REQUIREMENTS – Filter the entries that follow, copying every line in which the word "Output" appears.

RECORDS FOR THIS EXERCISE –
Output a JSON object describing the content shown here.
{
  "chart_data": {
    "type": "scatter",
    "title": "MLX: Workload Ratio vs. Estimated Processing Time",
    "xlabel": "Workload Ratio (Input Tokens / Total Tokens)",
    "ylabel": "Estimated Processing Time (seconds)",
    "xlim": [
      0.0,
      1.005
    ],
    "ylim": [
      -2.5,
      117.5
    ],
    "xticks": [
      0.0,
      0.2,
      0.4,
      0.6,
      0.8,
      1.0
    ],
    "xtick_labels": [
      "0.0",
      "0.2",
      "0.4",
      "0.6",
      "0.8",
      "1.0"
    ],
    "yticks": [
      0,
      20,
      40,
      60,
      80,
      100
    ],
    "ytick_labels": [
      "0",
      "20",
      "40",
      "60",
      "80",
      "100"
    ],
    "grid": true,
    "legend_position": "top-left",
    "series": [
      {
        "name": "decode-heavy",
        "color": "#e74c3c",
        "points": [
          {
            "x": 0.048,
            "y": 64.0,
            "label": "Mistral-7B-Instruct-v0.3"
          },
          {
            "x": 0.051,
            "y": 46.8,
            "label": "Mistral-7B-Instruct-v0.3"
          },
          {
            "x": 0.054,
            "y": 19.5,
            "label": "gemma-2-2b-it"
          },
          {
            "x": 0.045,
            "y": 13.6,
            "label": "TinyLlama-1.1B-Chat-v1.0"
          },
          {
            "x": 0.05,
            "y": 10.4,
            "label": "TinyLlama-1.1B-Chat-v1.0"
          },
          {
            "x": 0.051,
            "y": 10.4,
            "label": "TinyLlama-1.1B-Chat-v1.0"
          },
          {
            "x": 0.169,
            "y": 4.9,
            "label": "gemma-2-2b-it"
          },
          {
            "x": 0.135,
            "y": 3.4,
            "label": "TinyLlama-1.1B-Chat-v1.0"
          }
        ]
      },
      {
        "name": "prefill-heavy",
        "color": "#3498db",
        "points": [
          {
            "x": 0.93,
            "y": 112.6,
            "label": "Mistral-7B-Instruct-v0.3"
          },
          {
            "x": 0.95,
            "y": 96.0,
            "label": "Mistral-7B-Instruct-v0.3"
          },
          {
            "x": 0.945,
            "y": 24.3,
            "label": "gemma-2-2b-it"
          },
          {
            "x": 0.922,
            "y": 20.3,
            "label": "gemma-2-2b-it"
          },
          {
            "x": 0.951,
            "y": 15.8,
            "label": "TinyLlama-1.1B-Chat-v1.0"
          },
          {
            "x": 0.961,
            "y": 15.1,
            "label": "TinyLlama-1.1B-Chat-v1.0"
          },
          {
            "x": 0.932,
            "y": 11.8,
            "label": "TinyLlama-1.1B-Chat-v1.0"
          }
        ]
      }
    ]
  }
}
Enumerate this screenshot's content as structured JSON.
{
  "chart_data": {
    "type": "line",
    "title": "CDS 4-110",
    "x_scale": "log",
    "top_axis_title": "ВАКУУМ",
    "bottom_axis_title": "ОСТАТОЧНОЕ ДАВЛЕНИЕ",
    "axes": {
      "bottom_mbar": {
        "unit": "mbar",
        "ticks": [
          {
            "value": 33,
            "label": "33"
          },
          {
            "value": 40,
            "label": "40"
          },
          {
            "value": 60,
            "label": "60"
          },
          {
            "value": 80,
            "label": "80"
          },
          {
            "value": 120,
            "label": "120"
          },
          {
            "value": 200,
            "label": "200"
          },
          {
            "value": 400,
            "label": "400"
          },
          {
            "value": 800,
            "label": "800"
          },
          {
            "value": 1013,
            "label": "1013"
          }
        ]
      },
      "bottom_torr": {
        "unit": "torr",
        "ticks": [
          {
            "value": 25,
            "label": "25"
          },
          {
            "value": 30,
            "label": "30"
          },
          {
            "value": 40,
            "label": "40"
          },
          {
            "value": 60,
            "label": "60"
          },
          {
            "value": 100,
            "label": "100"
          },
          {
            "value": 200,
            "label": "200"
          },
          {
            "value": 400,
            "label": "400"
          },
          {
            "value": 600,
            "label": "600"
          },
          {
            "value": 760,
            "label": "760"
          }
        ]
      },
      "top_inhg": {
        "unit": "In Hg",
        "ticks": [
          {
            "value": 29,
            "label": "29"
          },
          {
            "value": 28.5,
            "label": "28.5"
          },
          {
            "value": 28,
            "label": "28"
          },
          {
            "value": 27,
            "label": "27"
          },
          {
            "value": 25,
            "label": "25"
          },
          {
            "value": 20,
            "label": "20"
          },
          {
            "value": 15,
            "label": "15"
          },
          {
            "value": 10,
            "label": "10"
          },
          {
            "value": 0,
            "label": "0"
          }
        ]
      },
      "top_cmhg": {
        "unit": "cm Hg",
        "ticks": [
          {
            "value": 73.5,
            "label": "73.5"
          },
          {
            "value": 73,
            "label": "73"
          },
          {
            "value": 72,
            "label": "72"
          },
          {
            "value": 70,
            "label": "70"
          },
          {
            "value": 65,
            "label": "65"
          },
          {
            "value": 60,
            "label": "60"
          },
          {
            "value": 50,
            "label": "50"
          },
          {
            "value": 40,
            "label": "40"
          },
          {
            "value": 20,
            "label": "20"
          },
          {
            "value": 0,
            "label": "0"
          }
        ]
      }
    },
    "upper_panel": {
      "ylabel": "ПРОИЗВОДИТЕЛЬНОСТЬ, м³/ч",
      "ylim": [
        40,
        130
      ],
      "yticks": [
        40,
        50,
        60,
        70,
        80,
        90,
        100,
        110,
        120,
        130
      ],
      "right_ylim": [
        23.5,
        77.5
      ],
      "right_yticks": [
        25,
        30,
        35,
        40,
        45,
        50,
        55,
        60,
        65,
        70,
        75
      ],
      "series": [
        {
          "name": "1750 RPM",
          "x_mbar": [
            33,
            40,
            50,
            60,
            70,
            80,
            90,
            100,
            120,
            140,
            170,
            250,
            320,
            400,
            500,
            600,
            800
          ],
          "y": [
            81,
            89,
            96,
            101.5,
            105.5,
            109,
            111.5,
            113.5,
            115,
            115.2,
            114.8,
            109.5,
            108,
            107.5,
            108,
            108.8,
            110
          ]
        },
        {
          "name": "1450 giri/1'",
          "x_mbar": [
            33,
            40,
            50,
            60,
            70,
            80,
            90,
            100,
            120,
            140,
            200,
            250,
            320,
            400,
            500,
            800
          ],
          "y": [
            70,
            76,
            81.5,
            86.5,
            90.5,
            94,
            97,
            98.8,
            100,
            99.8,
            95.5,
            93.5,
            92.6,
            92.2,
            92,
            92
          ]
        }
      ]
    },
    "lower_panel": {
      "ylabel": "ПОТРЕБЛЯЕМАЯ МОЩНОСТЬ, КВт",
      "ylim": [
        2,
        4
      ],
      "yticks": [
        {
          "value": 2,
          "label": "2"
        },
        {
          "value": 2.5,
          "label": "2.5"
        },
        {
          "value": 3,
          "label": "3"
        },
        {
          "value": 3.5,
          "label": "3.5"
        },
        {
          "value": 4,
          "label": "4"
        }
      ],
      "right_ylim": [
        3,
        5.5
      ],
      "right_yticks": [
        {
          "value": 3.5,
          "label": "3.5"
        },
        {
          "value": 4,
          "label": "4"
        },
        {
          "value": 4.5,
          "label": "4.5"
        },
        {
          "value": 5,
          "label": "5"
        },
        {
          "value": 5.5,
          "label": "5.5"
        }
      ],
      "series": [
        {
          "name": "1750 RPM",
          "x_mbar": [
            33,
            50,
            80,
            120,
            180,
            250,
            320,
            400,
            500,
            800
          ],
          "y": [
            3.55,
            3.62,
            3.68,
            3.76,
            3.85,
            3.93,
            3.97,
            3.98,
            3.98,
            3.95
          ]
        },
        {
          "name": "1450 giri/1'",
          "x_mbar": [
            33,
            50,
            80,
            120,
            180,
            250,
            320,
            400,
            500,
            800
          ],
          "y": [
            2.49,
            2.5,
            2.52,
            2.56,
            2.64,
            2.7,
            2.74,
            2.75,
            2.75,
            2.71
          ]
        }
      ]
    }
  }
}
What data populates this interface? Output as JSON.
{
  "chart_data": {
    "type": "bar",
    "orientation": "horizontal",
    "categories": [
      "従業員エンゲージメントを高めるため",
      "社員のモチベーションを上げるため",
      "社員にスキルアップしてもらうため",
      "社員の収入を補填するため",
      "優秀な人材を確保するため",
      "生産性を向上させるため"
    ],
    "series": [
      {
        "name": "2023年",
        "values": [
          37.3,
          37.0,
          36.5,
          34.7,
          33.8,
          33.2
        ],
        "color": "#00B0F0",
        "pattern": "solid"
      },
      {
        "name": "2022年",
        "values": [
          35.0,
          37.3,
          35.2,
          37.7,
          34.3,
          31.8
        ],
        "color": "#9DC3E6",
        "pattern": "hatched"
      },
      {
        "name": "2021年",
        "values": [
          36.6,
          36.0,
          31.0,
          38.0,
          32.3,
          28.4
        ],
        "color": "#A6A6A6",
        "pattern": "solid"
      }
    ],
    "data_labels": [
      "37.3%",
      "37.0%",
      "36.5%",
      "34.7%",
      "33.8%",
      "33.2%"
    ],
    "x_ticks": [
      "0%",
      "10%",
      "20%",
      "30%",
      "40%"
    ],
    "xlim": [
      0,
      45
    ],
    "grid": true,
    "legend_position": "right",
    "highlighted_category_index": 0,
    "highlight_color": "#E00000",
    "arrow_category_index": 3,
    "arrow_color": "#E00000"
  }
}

SOLVED PROBLEM –
Output a JSON object describing the content shown here.
What data populates this interface? Output as JSON.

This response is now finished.